_Brief:_
Only a number is wanted here: the number of lines of the data that include "public".

[Items from a dataset]

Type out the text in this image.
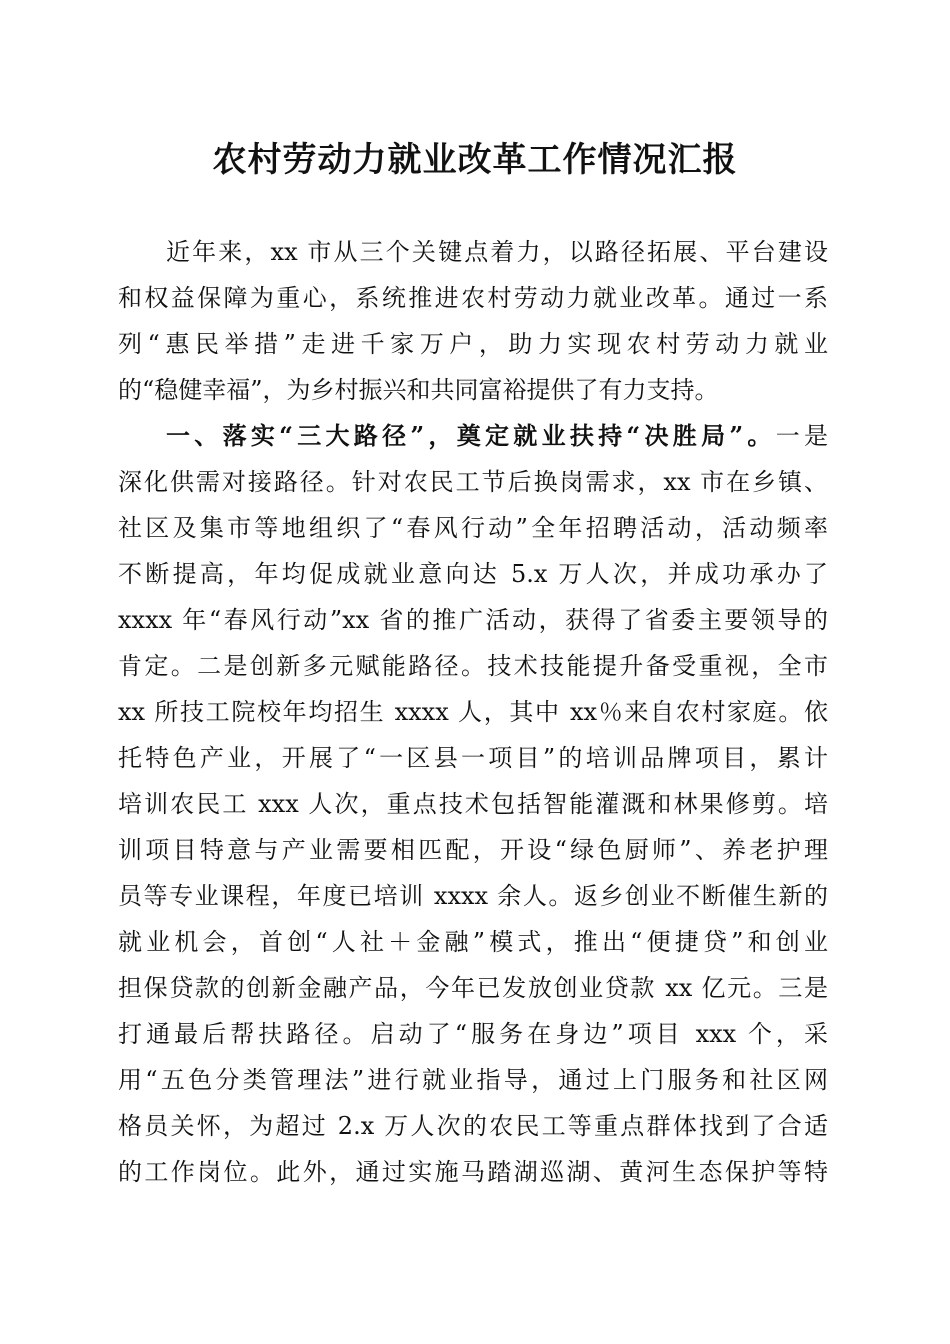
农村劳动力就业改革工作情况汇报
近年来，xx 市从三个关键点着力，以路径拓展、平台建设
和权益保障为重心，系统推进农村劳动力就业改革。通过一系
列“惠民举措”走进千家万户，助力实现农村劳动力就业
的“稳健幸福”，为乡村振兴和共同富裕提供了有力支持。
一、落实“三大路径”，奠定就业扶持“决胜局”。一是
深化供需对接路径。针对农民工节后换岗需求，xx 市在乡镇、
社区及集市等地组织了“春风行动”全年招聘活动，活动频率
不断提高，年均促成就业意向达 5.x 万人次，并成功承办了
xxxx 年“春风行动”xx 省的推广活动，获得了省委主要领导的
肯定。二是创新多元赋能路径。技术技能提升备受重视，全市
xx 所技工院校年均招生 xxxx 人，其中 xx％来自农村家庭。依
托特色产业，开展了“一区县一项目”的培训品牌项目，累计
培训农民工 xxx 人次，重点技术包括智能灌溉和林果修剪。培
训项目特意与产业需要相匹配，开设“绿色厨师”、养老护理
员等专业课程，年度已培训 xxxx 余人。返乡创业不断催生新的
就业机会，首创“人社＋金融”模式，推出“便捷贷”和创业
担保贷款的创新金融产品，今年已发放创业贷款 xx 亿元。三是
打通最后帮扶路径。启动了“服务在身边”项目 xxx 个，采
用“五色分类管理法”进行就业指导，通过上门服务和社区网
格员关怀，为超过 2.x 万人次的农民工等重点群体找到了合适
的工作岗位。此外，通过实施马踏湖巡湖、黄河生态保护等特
--
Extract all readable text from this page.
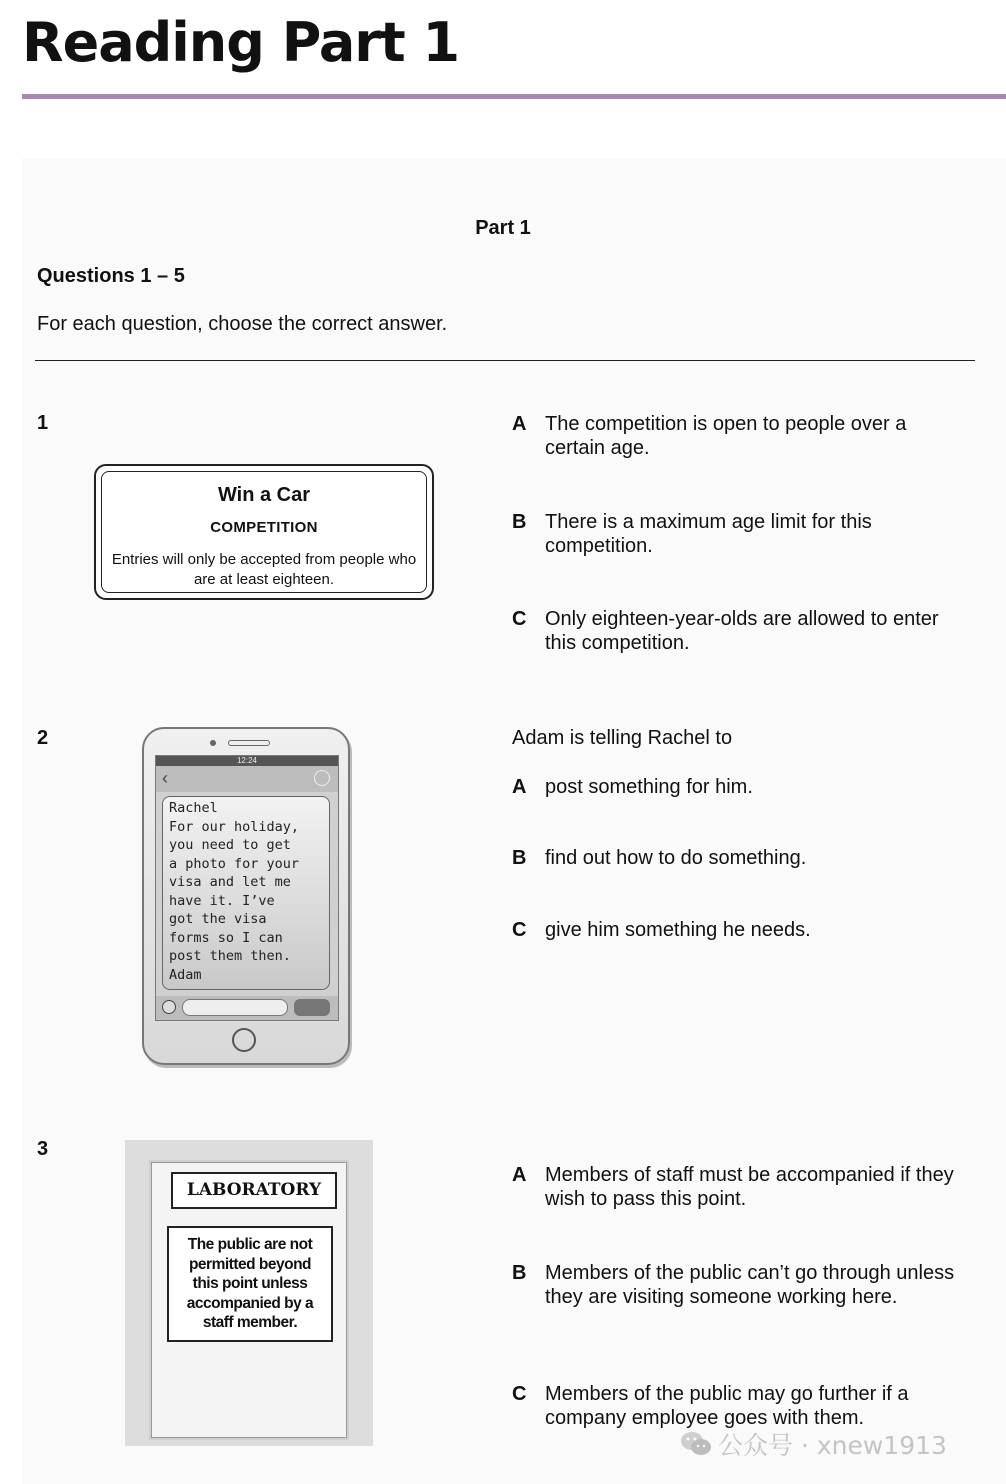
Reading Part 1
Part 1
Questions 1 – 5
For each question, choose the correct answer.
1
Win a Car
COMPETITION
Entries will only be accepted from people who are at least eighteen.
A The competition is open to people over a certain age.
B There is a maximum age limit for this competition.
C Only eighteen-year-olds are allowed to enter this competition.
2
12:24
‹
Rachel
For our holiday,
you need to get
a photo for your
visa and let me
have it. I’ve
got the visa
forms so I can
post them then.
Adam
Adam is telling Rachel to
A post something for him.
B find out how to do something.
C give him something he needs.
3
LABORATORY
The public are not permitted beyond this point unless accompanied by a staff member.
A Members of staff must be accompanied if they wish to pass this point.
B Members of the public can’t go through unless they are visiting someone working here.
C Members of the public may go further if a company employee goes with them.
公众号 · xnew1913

_Correct output:_
3